Written exercise:
Check each line of the listing for the word "如果当前存在事务" and report how many lines contain it, giving nothing but the number.

(Records from a dataset)

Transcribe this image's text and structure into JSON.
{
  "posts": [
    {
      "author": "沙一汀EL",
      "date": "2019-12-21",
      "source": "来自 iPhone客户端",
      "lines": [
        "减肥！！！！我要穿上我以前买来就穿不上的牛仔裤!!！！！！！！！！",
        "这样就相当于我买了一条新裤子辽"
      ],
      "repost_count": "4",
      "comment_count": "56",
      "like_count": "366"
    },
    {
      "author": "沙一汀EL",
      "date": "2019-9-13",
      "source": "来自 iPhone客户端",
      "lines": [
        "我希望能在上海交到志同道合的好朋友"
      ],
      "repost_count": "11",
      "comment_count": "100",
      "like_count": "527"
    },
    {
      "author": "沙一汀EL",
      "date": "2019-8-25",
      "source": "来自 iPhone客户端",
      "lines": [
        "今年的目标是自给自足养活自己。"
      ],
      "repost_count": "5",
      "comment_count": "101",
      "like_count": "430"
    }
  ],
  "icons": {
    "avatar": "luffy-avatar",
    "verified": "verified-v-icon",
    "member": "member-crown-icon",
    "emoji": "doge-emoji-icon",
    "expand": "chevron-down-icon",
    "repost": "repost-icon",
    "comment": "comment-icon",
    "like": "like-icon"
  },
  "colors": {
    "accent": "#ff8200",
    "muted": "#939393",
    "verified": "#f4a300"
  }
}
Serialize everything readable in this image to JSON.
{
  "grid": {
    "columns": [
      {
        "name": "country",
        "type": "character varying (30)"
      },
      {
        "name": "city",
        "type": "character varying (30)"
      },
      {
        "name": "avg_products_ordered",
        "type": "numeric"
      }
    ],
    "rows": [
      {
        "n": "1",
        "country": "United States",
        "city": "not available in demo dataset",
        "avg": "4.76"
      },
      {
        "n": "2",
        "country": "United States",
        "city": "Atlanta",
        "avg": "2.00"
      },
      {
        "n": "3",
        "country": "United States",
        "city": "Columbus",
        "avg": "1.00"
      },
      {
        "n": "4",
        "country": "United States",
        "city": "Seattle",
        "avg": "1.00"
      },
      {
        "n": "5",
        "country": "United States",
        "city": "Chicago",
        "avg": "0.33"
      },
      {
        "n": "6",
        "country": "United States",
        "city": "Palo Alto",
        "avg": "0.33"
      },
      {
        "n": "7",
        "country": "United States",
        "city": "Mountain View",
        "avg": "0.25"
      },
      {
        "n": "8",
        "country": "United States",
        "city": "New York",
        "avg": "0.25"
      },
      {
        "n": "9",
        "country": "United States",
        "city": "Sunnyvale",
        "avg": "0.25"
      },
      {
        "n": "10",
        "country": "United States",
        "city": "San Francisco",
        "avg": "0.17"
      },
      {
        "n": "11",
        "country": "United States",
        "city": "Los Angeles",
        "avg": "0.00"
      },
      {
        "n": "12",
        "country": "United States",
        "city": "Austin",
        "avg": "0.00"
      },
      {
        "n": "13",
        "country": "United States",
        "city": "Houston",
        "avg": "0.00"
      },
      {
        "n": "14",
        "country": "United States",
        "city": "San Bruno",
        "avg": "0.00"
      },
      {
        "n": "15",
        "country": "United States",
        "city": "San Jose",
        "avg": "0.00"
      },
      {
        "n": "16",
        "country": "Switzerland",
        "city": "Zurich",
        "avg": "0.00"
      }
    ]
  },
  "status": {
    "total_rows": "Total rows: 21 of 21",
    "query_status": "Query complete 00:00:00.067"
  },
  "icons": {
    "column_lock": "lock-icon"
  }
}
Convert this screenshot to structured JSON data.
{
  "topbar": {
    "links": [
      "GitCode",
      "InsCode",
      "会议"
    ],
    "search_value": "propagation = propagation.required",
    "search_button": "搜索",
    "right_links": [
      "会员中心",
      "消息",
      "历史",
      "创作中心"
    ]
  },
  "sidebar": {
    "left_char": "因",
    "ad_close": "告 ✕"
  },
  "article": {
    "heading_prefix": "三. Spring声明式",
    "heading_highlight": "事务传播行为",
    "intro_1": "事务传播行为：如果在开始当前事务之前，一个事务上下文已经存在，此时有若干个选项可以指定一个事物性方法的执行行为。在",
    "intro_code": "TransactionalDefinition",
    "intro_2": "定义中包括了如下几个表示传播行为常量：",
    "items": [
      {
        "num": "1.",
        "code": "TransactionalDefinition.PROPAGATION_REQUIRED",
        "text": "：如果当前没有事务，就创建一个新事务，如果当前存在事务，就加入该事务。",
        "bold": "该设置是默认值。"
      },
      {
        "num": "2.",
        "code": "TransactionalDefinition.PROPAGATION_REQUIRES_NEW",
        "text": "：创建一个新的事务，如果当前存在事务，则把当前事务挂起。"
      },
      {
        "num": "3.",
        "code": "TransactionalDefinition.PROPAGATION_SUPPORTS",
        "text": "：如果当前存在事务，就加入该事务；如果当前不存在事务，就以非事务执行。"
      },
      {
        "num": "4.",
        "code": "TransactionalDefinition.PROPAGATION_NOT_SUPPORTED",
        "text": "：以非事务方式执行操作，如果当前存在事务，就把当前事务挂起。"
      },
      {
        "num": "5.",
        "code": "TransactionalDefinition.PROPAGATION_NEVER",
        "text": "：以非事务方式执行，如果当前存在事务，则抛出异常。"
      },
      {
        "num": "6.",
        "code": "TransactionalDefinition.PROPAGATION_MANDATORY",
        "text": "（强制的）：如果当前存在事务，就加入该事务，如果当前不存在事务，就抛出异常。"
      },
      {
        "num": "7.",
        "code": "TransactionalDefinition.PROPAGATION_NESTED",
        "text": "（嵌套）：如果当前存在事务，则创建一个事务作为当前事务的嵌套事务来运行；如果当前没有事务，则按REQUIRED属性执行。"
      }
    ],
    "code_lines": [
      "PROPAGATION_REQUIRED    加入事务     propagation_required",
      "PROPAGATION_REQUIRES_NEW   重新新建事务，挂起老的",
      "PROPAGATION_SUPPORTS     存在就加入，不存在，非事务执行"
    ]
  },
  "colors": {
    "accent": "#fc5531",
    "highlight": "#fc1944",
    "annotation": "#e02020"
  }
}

Task output:
7